(Collected data entries)
[BEGIN]
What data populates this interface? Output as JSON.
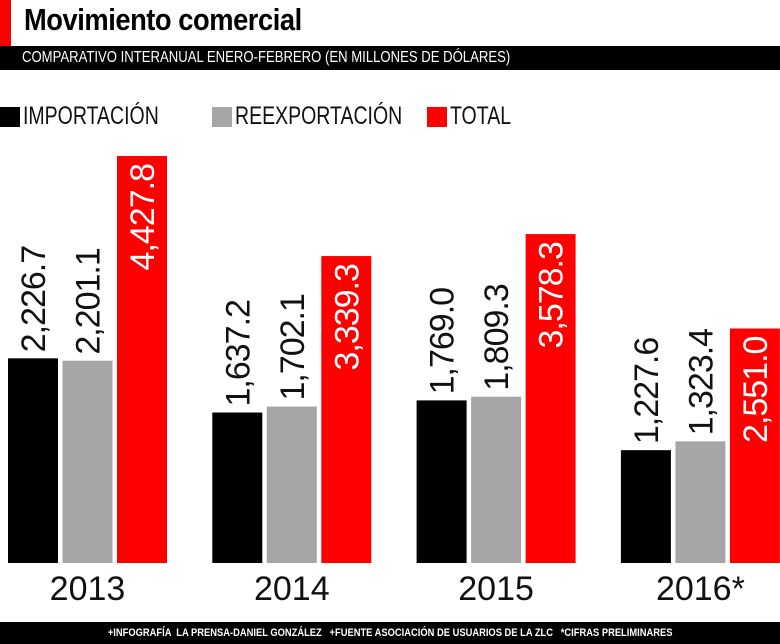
{
  "title": "Movimiento comercial",
  "subtitle": "COMPARATIVO INTERANUAL ENERO-FEBRERO (EN MILLONES DE DÓLARES)",
  "footer": "+INFOGRAFÍA  LA PRENSA-DANIEL GONZÁLEZ   +FUENTE ASOCIACIÓN DE USUARIOS DE LA ZLC   *CIFRAS PRELIMINARES",
  "chart_data": {
    "type": "bar",
    "categories": [
      "2013",
      "2014",
      "2015",
      "2016*"
    ],
    "series": [
      {
        "name": "IMPORTACIÓN",
        "color": "#000000",
        "values": [
          2226.7,
          1637.2,
          1769.0,
          1227.6
        ],
        "labels": [
          "2,226.7",
          "1,637.2",
          "1,769.0",
          "1,227.6"
        ]
      },
      {
        "name": "REEXPORTACIÓN",
        "color": "#a6a6a6",
        "values": [
          2201.1,
          1702.1,
          1809.3,
          1323.4
        ],
        "labels": [
          "2,201.1",
          "1,702.1",
          "1,809.3",
          "1,323.4"
        ]
      },
      {
        "name": "TOTAL",
        "color": "#ff0000",
        "values": [
          4427.8,
          3339.3,
          3578.3,
          2551.0
        ],
        "labels": [
          "4,427.8",
          "3,339.3",
          "3,578.3",
          "2,551.0"
        ]
      }
    ],
    "legend_position": "top-left",
    "grid": false
  }
}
[END]
In the records above, find the lines containing "name" and copy them.

        "name": "IMPORTACIÓN",
        "name": "REEXPORTACIÓN",
        "name": "TOTAL",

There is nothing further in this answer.